§ Trecho do texto:

◇ ◇ ◇ ◇ ◇ ◇ ◇

O aumento de idade da frota em circulação está atrelado à prática de caminhoneiros autônomos em tentar prorrogar o uso de veículos pelo maior tempo possível, conforme analisa Felipe Barcellos, pesquisador do Instituto de Energia Meio Ambiente (Iema).

“Não se tem um número ideal de quantos por cento um caminhão tem de vida útil, mas quanto mais o caminhão vai ficando velho, quanto mais tempo ele tem de rodagem, duas coisas acontecem: ele vai ficando menos eficiente e o motor mais desgastado. Então, ele tende a consumir mais combustível por quilômetro e isso, fatalmente, emite mais”, diz.

A idade mais elevada de veículos - de 16 aos mais de 20 anos - alcança 500 mil dos 7,5 milhões de caminhões em circulação no país. Por outro lado, cerca de meio milhão de todos os que estão na rua foram fabricados entre 2010 e 2014. Segundo informações do Inventário Nacional de Emissões do Transporte Rodoviário analisados pelo Iema ao SBT News, os anos de 2022 e 2021 têm o melhor índice de aquisição de veículos novos.

O período corresponde aos dois últimos anos monitorados, e aponta uma média de 125 mil caminhões adquiridos em cada período. Os maiores números também vêm após uma evolução gradual em comparação a anos anteriores. Apesar do ingresso de veículos novos, nem todos os caminhões que foram trocados saíram de circulação. Nomes ligados ao setor destacam que parte dos veículos são revendidos na escala a outros caminhoneiros, o que ainda mantém a elevação na faixa etária da frota.

O Brasil é o 13º país no ranking de mais altas taxas de emissões de carbono, segundo o monitoramento do Global Carbon Project. Das 2,3 bilhões de toneladas de gás carbônico emitidas que foram emitidas pelo país em 2022, 484 milhões de toneladas vieram do transporte, segundo a 11ª edição do relatório do SEEG, divulgado no ano passado.

A análise ainda estima que o Brasil pode reduzir as emissões para 685 milhões de toneladas caso cumpra a promessa de zerar o desmatamento em todos os biomas. Caso a redução seja alcançada e a emissão de transportes siga no mesmo patamar, a área se tornaria responsável por 70% das emissões.

“É fundamental que o país busque alternativas ao uso do diesel de petróleo no transporte de cargas por longas distâncias via caminhões. Além disso, as cidades precisam aproveitar o esforço global pela transição energética para se reestruturarem em torno dos modos ativos e coletivos, menos emissores e, sobretudo, mais democráticos que o uso do carro”, avalia a publicação, que é encabeçada pela organização Observatório do Clima.

Na mesma linha, o gerente de projetos do Instituto de Energia e Meio Ambiente, Ricardo Baitelo, destaca que a importância do combate ao desmatamento deve estar relacionada a outras iniciativas para a transição energética.

◇ ◇ ◇ ◇ ◇ ◇ ◇

§ Seção de dados:
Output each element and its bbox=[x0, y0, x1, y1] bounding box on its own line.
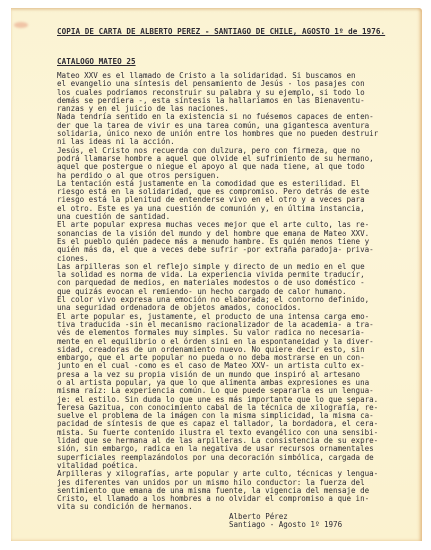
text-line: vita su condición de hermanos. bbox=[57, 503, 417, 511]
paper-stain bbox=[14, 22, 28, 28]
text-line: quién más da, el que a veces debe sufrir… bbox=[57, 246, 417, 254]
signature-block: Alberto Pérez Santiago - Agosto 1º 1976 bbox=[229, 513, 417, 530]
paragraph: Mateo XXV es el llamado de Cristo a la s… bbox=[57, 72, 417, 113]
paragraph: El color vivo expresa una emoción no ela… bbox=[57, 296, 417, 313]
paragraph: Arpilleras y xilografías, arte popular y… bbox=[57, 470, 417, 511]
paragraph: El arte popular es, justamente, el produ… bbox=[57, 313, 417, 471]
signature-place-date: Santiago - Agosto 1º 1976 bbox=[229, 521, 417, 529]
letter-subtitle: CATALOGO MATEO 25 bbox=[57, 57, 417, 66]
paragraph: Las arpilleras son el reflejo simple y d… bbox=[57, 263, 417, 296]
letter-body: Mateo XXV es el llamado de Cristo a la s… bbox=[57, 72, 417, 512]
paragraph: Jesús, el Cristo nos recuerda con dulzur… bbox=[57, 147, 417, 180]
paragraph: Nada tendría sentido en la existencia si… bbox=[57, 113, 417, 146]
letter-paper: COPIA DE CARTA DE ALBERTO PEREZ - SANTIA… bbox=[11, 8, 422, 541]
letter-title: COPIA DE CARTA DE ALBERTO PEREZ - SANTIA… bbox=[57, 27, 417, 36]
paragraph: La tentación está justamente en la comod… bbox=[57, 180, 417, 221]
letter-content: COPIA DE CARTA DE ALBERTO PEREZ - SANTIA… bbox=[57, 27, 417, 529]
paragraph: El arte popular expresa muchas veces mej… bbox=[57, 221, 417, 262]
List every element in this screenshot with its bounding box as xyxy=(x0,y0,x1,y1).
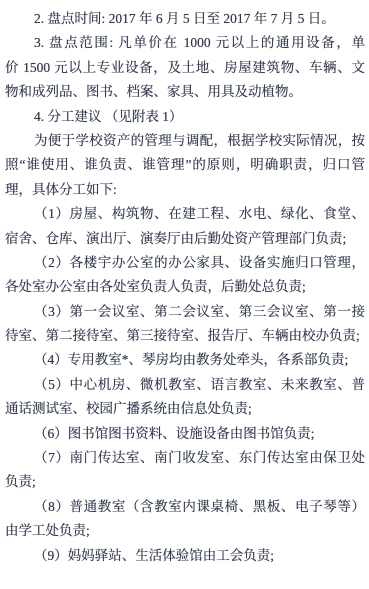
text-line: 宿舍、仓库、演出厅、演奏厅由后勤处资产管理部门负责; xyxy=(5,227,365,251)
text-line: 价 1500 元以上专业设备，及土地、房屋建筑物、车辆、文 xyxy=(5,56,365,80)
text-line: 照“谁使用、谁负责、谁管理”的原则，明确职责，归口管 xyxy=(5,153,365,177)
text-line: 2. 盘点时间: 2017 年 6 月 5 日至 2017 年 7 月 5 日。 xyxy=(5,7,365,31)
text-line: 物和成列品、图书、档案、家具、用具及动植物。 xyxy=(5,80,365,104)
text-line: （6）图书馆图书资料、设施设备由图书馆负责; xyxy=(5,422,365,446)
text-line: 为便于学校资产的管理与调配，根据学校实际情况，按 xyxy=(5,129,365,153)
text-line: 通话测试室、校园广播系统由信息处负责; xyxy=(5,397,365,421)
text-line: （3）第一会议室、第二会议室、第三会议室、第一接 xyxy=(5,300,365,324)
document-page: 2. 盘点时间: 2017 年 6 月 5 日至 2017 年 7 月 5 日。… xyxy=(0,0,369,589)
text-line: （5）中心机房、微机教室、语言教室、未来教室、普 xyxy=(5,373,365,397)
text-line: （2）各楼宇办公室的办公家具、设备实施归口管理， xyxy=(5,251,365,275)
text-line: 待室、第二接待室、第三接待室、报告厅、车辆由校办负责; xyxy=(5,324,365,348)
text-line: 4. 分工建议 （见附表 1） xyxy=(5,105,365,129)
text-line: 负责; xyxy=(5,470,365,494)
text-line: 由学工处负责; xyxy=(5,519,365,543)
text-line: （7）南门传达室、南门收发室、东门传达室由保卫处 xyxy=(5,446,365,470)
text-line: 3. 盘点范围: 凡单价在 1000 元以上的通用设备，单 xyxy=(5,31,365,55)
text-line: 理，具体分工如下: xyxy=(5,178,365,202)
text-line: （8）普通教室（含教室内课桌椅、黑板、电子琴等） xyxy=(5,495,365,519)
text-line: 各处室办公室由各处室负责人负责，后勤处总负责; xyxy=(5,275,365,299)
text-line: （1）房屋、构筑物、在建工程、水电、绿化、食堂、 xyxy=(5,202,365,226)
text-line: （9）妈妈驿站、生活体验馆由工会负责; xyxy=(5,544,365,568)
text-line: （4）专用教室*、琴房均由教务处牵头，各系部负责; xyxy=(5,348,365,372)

◇ ◇ ◇ ◇ ◇ ◇ ◇

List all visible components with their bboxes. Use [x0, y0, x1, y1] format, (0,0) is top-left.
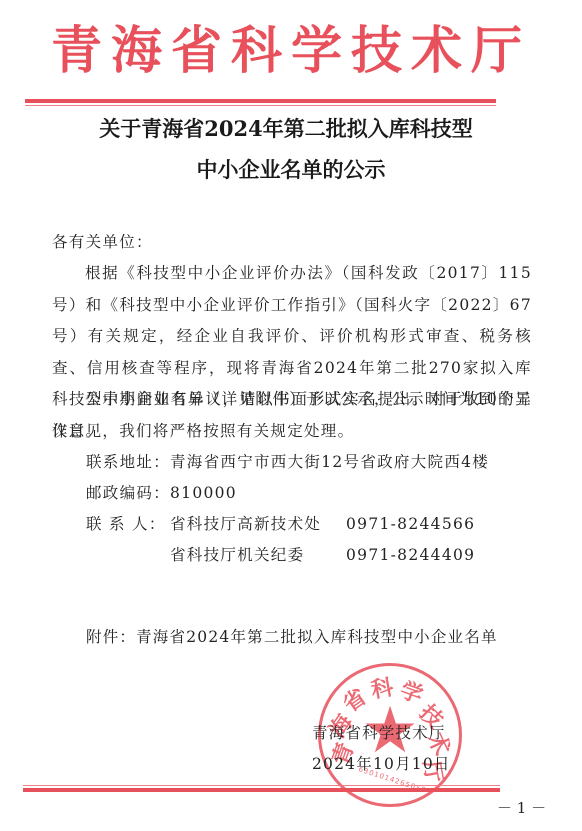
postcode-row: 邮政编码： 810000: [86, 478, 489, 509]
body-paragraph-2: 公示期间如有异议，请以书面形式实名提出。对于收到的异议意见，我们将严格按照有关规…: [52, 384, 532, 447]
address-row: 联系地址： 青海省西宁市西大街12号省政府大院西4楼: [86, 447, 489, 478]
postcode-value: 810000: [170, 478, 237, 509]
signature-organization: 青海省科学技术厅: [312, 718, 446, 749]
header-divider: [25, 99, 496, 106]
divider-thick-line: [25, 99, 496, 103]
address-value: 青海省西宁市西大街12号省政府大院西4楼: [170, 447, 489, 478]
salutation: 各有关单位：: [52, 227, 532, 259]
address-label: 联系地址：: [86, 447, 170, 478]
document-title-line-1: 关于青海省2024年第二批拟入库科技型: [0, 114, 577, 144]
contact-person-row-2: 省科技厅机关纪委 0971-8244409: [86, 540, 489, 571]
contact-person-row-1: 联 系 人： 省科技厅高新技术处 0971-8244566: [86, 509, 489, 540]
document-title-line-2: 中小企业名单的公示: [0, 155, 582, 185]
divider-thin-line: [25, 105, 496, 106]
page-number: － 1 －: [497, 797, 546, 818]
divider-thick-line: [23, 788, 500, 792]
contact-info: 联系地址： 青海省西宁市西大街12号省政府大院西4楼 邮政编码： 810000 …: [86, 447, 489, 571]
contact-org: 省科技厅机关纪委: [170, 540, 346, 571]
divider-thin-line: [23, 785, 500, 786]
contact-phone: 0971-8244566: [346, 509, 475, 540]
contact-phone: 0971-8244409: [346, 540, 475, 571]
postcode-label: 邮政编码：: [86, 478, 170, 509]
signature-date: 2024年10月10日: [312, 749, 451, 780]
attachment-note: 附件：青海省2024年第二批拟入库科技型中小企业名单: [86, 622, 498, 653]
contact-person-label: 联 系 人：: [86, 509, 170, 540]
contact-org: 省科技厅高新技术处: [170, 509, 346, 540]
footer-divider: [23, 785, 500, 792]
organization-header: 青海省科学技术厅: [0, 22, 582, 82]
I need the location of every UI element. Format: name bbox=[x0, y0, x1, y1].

◇ ◇ ◇ ◇ ◇ ◇ ◇

§ Exercício proposto 1:
Responda às perguntas com base no texto sobre a frota de caminhões:
(a) Quantos dos 7,5 milhões de caminhões em circulação no país têm de 16 a mais de 20 anos?
(b) Que posição o Brasil ocupa no ranking de mais altas taxas de emissões de carbono, segundo o Global Carbon Project?
(c) Quantas toneladas de gás carbônico emitidas pelo país em 2022 vieram do transporte, segundo o relatório do SEEG?
§ Exercício proposto 2: Escreva a continuação do texto sobre a frota de caminhões, começando logo após a última frase.
Os registros não têm relação com o texto sobre a frota de caminhões.

§ Resposta 1:
(a) 500 mil caminhões.
(b) O 13º lugar.
(c) 484 milhões de toneladas.

§ Resposta 2:
“No setor de transportes ainda precisa de um tempo para permitir a eletrificação, que ainda está engatinhando, para ônibus e carros de passeio. E para caminhões, o hidrogênio é uma possibilidade, mas a gente tem que ter esse cuidado com a maneira com que esses combustíveis são usados. A frota que está aí não vai desaparecer da noite para o dia, então a gente tem que fazer um movimento de médio a longo prazo”, afirma o doutor em planejamento energético pela Escola Politécnica da USP.

Com avaliação de que o governo tem criado políticas, mas ainda falta a implementação de um projeto que defina metas e expectativas para se alcançar a descarbonização no país. O ajuste vai para além do transporte, sendo relacionado a fontes de energia. “A gente não cobra que o Brasil deixe de produzir petróleo, mas que mostre um cronograma de descarbonização e descontinuidade de agora até 2050, e esse cronograma não existe”, aponta.

“Quando a gente fala de infraestrutura a gente tá falando de um movimento que leva um certo tempo para mudar. Quando a gente fala de setor elétrico, por exemplo, a construção de uma usina, dependendo do caso, pode levar 3, 5 ou 10 anos. E o contrato dessa usina vai levar no mínimo 15 anos se a gente está falando de uma térmica, gás ou de uma eólica para para hidrelétrica, elas operam nuclear por exemplo, elas operam 40 anos, então é um setor extremamente lento” explica.

Desafio em combustíveis: Foz do Amazonas

Um pedido apresentado pela Petrobras para explorar petróleo na bacia da Foz do Amazonas segue sob análise do Instituto Brasileiro do Meio Ambiente e dos Recursos Naturais Renováveis (Ibama). A intenção é identificar se há óleo na Margem Equatorial, para avanço em extração caso seja confirmado. A solicitação foi inicialmente negada, mas um recurso segue sob avaliação do instituto.

+ Confronto ambiental: exploração em Foz do Amazonas ameaça pesca e indígenas

A situação está sob pressão política, que se intensificou após posicionamentos do presidente Luiz Inácio Lula da Silva (PT) e de divisões entre ministérios. A pasta do Meio Ambiente defende que a decisão final é técnica, em concordância com as decisões do Ibama.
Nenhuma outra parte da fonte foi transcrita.